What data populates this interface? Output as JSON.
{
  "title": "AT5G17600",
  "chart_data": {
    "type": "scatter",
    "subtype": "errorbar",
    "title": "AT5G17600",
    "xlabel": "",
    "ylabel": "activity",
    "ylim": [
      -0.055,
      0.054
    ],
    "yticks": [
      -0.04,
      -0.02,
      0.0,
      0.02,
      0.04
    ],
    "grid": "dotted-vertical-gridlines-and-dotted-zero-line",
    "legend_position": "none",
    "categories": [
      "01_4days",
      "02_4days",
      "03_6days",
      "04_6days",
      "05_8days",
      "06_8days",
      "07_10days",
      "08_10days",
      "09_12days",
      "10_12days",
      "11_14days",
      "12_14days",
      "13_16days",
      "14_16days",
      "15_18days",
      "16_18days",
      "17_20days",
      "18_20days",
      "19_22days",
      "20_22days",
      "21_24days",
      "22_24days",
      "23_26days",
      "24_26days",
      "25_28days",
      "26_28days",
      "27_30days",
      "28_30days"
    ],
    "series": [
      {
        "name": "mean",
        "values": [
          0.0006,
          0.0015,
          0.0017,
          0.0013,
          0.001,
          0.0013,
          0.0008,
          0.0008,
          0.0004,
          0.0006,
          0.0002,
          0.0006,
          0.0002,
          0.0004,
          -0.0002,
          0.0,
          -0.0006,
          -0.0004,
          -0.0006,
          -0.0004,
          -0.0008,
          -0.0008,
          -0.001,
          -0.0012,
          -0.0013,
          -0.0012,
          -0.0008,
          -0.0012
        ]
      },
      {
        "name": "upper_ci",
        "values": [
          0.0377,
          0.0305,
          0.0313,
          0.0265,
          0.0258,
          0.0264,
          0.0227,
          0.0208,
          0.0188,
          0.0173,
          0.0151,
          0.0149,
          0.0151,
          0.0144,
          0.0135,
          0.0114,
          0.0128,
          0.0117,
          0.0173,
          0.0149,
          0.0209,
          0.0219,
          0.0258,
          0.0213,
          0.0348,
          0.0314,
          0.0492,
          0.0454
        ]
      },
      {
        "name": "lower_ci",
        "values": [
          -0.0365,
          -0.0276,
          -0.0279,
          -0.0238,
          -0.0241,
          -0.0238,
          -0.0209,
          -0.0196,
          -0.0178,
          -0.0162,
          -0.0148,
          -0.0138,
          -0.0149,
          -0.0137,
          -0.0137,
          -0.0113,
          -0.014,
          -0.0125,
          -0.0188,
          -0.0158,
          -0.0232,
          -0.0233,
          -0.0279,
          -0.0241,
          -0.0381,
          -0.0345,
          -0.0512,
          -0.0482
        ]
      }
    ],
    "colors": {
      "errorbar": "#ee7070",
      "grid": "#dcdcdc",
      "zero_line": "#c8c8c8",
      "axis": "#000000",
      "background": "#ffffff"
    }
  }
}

---+---

- **Written request**:
Reproduce the full listing word for word.

- **Result below**:
What data populates this interface? Output as JSON.
{
  "title": "AT5G17600",
  "chart_data": {
    "type": "scatter",
    "subtype": "errorbar",
    "title": "AT5G17600",
    "xlabel": "",
    "ylabel": "activity",
    "ylim": [
      -0.055,
      0.054
    ],
    "yticks": [
      -0.04,
      -0.02,
      0.0,
      0.02,
      0.04
    ],
    "grid": "dotted-vertical-gridlines-and-dotted-zero-line",
    "legend_position": "none",
    "categories": [
      "01_4days",
      "02_4days",
      "03_6days",
      "04_6days",
      "05_8days",
      "06_8days",
      "07_10days",
      "08_10days",
      "09_12days",
      "10_12days",
      "11_14days",
      "12_14days",
      "13_16days",
      "14_16days",
      "15_18days",
      "16_18days",
      "17_20days",
      "18_20days",
      "19_22days",
      "20_22days",
      "21_24days",
      "22_24days",
      "23_26days",
      "24_26days",
      "25_28days",
      "26_28days",
      "27_30days",
      "28_30days"
    ],
    "series": [
      {
        "name": "mean",
        "values": [
          0.0006,
          0.0015,
          0.0017,
          0.0013,
          0.001,
          0.0013,
          0.0008,
          0.0008,
          0.0004,
          0.0006,
          0.0002,
          0.0006,
          0.0002,
          0.0004,
          -0.0002,
          0.0,
          -0.0006,
          -0.0004,
          -0.0006,
          -0.0004,
          -0.0008,
          -0.0008,
          -0.001,
          -0.0012,
          -0.0013,
          -0.0012,
          -0.0008,
          -0.0012
        ]
      },
      {
        "name": "upper_ci",
        "values": [
          0.0377,
          0.0305,
          0.0313,
          0.0265,
          0.0258,
          0.0264,
          0.0227,
          0.0208,
          0.0188,
          0.0173,
          0.0151,
          0.0149,
          0.0151,
          0.0144,
          0.0135,
          0.0114,
          0.0128,
          0.0117,
          0.0173,
          0.0149,
          0.0209,
          0.0219,
          0.0258,
          0.0213,
          0.0348,
          0.0314,
          0.0492,
          0.0454
        ]
      },
      {
        "name": "lower_ci",
        "values": [
          -0.0365,
          -0.0276,
          -0.0279,
          -0.0238,
          -0.0241,
          -0.0238,
          -0.0209,
          -0.0196,
          -0.0178,
          -0.0162,
          -0.0148,
          -0.0138,
          -0.0149,
          -0.0137,
          -0.0137,
          -0.0113,
          -0.014,
          -0.0125,
          -0.0188,
          -0.0158,
          -0.0232,
          -0.0233,
          -0.0279,
          -0.0241,
          -0.0381,
          -0.0345,
          -0.0512,
          -0.0482
        ]
      }
    ],
    "colors": {
      "errorbar": "#ee7070",
      "grid": "#dcdcdc",
      "zero_line": "#c8c8c8",
      "axis": "#000000",
      "background": "#ffffff"
    }
  }
}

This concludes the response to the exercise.